--- Prompt ---
Give the material again in full, matching it exactly.

* Begin Record extracts *

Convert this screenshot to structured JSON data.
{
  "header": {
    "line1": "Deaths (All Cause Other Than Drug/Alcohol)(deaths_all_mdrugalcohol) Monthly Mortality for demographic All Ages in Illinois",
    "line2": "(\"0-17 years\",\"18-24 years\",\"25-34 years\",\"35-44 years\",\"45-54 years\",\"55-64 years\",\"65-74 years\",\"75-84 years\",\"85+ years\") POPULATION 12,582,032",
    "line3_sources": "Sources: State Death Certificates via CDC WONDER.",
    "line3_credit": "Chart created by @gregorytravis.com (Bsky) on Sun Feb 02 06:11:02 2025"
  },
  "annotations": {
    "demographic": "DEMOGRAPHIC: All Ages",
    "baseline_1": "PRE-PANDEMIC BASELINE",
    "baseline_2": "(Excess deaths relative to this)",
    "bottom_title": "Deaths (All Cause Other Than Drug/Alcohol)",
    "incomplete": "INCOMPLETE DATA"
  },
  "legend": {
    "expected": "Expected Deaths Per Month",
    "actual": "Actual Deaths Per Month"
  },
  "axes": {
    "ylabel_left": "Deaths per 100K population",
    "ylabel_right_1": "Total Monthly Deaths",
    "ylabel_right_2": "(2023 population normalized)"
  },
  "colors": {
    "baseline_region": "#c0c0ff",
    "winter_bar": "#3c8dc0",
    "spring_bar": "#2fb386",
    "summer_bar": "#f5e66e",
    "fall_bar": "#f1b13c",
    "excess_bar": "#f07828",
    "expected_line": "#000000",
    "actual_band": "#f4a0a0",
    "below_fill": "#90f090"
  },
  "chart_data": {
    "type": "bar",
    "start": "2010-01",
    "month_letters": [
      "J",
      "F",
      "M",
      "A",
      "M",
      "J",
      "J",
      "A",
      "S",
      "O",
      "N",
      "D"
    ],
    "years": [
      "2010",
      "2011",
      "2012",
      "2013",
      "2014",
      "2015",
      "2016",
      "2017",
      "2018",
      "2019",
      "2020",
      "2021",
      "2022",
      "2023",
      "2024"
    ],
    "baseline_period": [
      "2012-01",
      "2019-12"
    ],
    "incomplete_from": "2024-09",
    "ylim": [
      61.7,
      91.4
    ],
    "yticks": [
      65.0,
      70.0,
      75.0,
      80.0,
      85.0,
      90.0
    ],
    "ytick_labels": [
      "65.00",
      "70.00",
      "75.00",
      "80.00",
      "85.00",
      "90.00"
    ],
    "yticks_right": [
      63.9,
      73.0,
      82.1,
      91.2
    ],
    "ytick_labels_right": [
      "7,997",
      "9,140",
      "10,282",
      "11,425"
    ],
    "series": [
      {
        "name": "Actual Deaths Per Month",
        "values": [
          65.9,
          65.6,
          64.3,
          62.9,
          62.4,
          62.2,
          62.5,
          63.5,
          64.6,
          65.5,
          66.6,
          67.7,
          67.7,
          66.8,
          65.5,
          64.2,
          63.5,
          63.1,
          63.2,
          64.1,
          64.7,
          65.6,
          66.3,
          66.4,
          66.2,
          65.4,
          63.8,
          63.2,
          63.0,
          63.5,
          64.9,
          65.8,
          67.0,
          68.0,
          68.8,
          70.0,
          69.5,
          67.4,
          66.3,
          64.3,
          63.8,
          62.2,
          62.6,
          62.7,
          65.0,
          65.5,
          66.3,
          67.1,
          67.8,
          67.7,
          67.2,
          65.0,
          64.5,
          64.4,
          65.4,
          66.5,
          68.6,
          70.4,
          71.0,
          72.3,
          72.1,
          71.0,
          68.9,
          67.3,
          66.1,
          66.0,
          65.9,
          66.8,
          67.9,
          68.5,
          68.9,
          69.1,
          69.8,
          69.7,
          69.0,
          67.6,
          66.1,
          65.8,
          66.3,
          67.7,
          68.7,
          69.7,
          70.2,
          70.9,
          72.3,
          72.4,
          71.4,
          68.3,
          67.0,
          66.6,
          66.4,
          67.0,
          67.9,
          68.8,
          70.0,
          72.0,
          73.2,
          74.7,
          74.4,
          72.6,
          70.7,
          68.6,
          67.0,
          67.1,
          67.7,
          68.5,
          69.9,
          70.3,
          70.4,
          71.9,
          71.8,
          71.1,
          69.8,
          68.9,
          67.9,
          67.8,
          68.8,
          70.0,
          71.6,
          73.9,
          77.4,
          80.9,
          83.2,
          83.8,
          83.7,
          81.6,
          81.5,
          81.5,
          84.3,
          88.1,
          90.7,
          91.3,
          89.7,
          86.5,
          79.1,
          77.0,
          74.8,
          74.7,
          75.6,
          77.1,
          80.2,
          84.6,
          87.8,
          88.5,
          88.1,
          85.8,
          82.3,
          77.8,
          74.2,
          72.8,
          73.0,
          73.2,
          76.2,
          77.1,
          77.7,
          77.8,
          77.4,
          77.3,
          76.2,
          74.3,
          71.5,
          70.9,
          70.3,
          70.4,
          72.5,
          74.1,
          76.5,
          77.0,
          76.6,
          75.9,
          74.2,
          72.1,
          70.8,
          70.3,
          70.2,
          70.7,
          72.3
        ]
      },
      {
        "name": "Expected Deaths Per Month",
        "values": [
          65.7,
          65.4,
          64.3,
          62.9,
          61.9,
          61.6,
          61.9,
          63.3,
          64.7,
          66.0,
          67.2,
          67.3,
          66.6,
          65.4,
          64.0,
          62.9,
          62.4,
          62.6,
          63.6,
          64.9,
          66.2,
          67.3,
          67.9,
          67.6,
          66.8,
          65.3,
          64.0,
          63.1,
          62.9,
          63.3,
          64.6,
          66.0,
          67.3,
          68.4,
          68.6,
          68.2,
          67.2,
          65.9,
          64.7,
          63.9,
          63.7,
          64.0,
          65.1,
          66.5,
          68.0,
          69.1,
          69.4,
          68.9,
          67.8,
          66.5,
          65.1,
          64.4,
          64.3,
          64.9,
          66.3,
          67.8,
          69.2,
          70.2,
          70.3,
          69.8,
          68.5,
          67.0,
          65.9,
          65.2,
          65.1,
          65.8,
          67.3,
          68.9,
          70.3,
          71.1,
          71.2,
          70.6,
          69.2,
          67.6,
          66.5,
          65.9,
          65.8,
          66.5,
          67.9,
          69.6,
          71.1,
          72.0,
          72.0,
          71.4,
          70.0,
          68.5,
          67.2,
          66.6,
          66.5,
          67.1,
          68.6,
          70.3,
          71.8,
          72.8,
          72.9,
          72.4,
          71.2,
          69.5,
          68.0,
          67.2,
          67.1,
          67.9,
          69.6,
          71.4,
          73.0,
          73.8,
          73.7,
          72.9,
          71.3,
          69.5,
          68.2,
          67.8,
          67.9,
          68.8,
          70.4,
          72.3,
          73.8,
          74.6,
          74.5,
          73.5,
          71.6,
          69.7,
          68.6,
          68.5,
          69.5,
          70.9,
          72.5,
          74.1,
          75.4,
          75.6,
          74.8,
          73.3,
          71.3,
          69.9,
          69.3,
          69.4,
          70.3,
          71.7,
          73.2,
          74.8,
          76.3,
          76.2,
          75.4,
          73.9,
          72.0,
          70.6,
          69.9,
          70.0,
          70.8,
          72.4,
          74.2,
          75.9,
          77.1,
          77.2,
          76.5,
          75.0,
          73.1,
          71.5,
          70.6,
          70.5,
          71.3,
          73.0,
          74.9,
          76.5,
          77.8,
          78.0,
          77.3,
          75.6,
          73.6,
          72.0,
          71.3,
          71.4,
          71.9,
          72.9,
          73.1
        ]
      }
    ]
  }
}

* End Record extracts *

--- Solution to this exercise ---
Convert this screenshot to structured JSON data.
{
  "header": {
    "line1": "Deaths (All Cause Other Than Drug/Alcohol)(deaths_all_mdrugalcohol) Monthly Mortality for demographic All Ages in Illinois",
    "line2": "(\"0-17 years\",\"18-24 years\",\"25-34 years\",\"35-44 years\",\"45-54 years\",\"55-64 years\",\"65-74 years\",\"75-84 years\",\"85+ years\") POPULATION 12,582,032",
    "line3_sources": "Sources: State Death Certificates via CDC WONDER.",
    "line3_credit": "Chart created by @gregorytravis.com (Bsky) on Sun Feb 02 06:11:02 2025"
  },
  "annotations": {
    "demographic": "DEMOGRAPHIC: All Ages",
    "baseline_1": "PRE-PANDEMIC BASELINE",
    "baseline_2": "(Excess deaths relative to this)",
    "bottom_title": "Deaths (All Cause Other Than Drug/Alcohol)",
    "incomplete": "INCOMPLETE DATA"
  },
  "legend": {
    "expected": "Expected Deaths Per Month",
    "actual": "Actual Deaths Per Month"
  },
  "axes": {
    "ylabel_left": "Deaths per 100K population",
    "ylabel_right_1": "Total Monthly Deaths",
    "ylabel_right_2": "(2023 population normalized)"
  },
  "colors": {
    "baseline_region": "#c0c0ff",
    "winter_bar": "#3c8dc0",
    "spring_bar": "#2fb386",
    "summer_bar": "#f5e66e",
    "fall_bar": "#f1b13c",
    "excess_bar": "#f07828",
    "expected_line": "#000000",
    "actual_band": "#f4a0a0",
    "below_fill": "#90f090"
  },
  "chart_data": {
    "type": "bar",
    "start": "2010-01",
    "month_letters": [
      "J",
      "F",
      "M",
      "A",
      "M",
      "J",
      "J",
      "A",
      "S",
      "O",
      "N",
      "D"
    ],
    "years": [
      "2010",
      "2011",
      "2012",
      "2013",
      "2014",
      "2015",
      "2016",
      "2017",
      "2018",
      "2019",
      "2020",
      "2021",
      "2022",
      "2023",
      "2024"
    ],
    "baseline_period": [
      "2012-01",
      "2019-12"
    ],
    "incomplete_from": "2024-09",
    "ylim": [
      61.7,
      91.4
    ],
    "yticks": [
      65.0,
      70.0,
      75.0,
      80.0,
      85.0,
      90.0
    ],
    "ytick_labels": [
      "65.00",
      "70.00",
      "75.00",
      "80.00",
      "85.00",
      "90.00"
    ],
    "yticks_right": [
      63.9,
      73.0,
      82.1,
      91.2
    ],
    "ytick_labels_right": [
      "7,997",
      "9,140",
      "10,282",
      "11,425"
    ],
    "series": [
      {
        "name": "Actual Deaths Per Month",
        "values": [
          65.9,
          65.6,
          64.3,
          62.9,
          62.4,
          62.2,
          62.5,
          63.5,
          64.6,
          65.5,
          66.6,
          67.7,
          67.7,
          66.8,
          65.5,
          64.2,
          63.5,
          63.1,
          63.2,
          64.1,
          64.7,
          65.6,
          66.3,
          66.4,
          66.2,
          65.4,
          63.8,
          63.2,
          63.0,
          63.5,
          64.9,
          65.8,
          67.0,
          68.0,
          68.8,
          70.0,
          69.5,
          67.4,
          66.3,
          64.3,
          63.8,
          62.2,
          62.6,
          62.7,
          65.0,
          65.5,
          66.3,
          67.1,
          67.8,
          67.7,
          67.2,
          65.0,
          64.5,
          64.4,
          65.4,
          66.5,
          68.6,
          70.4,
          71.0,
          72.3,
          72.1,
          71.0,
          68.9,
          67.3,
          66.1,
          66.0,
          65.9,
          66.8,
          67.9,
          68.5,
          68.9,
          69.1,
          69.8,
          69.7,
          69.0,
          67.6,
          66.1,
          65.8,
          66.3,
          67.7,
          68.7,
          69.7,
          70.2,
          70.9,
          72.3,
          72.4,
          71.4,
          68.3,
          67.0,
          66.6,
          66.4,
          67.0,
          67.9,
          68.8,
          70.0,
          72.0,
          73.2,
          74.7,
          74.4,
          72.6,
          70.7,
          68.6,
          67.0,
          67.1,
          67.7,
          68.5,
          69.9,
          70.3,
          70.4,
          71.9,
          71.8,
          71.1,
          69.8,
          68.9,
          67.9,
          67.8,
          68.8,
          70.0,
          71.6,
          73.9,
          77.4,
          80.9,
          83.2,
          83.8,
          83.7,
          81.6,
          81.5,
          81.5,
          84.3,
          88.1,
          90.7,
          91.3,
          89.7,
          86.5,
          79.1,
          77.0,
          74.8,
          74.7,
          75.6,
          77.1,
          80.2,
          84.6,
          87.8,
          88.5,
          88.1,
          85.8,
          82.3,
          77.8,
          74.2,
          72.8,
          73.0,
          73.2,
          76.2,
          77.1,
          77.7,
          77.8,
          77.4,
          77.3,
          76.2,
          74.3,
          71.5,
          70.9,
          70.3,
          70.4,
          72.5,
          74.1,
          76.5,
          77.0,
          76.6,
          75.9,
          74.2,
          72.1,
          70.8,
          70.3,
          70.2,
          70.7,
          72.3
        ]
      },
      {
        "name": "Expected Deaths Per Month",
        "values": [
          65.7,
          65.4,
          64.3,
          62.9,
          61.9,
          61.6,
          61.9,
          63.3,
          64.7,
          66.0,
          67.2,
          67.3,
          66.6,
          65.4,
          64.0,
          62.9,
          62.4,
          62.6,
          63.6,
          64.9,
          66.2,
          67.3,
          67.9,
          67.6,
          66.8,
          65.3,
          64.0,
          63.1,
          62.9,
          63.3,
          64.6,
          66.0,
          67.3,
          68.4,
          68.6,
          68.2,
          67.2,
          65.9,
          64.7,
          63.9,
          63.7,
          64.0,
          65.1,
          66.5,
          68.0,
          69.1,
          69.4,
          68.9,
          67.8,
          66.5,
          65.1,
          64.4,
          64.3,
          64.9,
          66.3,
          67.8,
          69.2,
          70.2,
          70.3,
          69.8,
          68.5,
          67.0,
          65.9,
          65.2,
          65.1,
          65.8,
          67.3,
          68.9,
          70.3,
          71.1,
          71.2,
          70.6,
          69.2,
          67.6,
          66.5,
          65.9,
          65.8,
          66.5,
          67.9,
          69.6,
          71.1,
          72.0,
          72.0,
          71.4,
          70.0,
          68.5,
          67.2,
          66.6,
          66.5,
          67.1,
          68.6,
          70.3,
          71.8,
          72.8,
          72.9,
          72.4,
          71.2,
          69.5,
          68.0,
          67.2,
          67.1,
          67.9,
          69.6,
          71.4,
          73.0,
          73.8,
          73.7,
          72.9,
          71.3,
          69.5,
          68.2,
          67.8,
          67.9,
          68.8,
          70.4,
          72.3,
          73.8,
          74.6,
          74.5,
          73.5,
          71.6,
          69.7,
          68.6,
          68.5,
          69.5,
          70.9,
          72.5,
          74.1,
          75.4,
          75.6,
          74.8,
          73.3,
          71.3,
          69.9,
          69.3,
          69.4,
          70.3,
          71.7,
          73.2,
          74.8,
          76.3,
          76.2,
          75.4,
          73.9,
          72.0,
          70.6,
          69.9,
          70.0,
          70.8,
          72.4,
          74.2,
          75.9,
          77.1,
          77.2,
          76.5,
          75.0,
          73.1,
          71.5,
          70.6,
          70.5,
          71.3,
          73.0,
          74.9,
          76.5,
          77.8,
          78.0,
          77.3,
          75.6,
          73.6,
          72.0,
          71.3,
          71.4,
          71.9,
          72.9,
          73.1
        ]
      }
    ]
  }
}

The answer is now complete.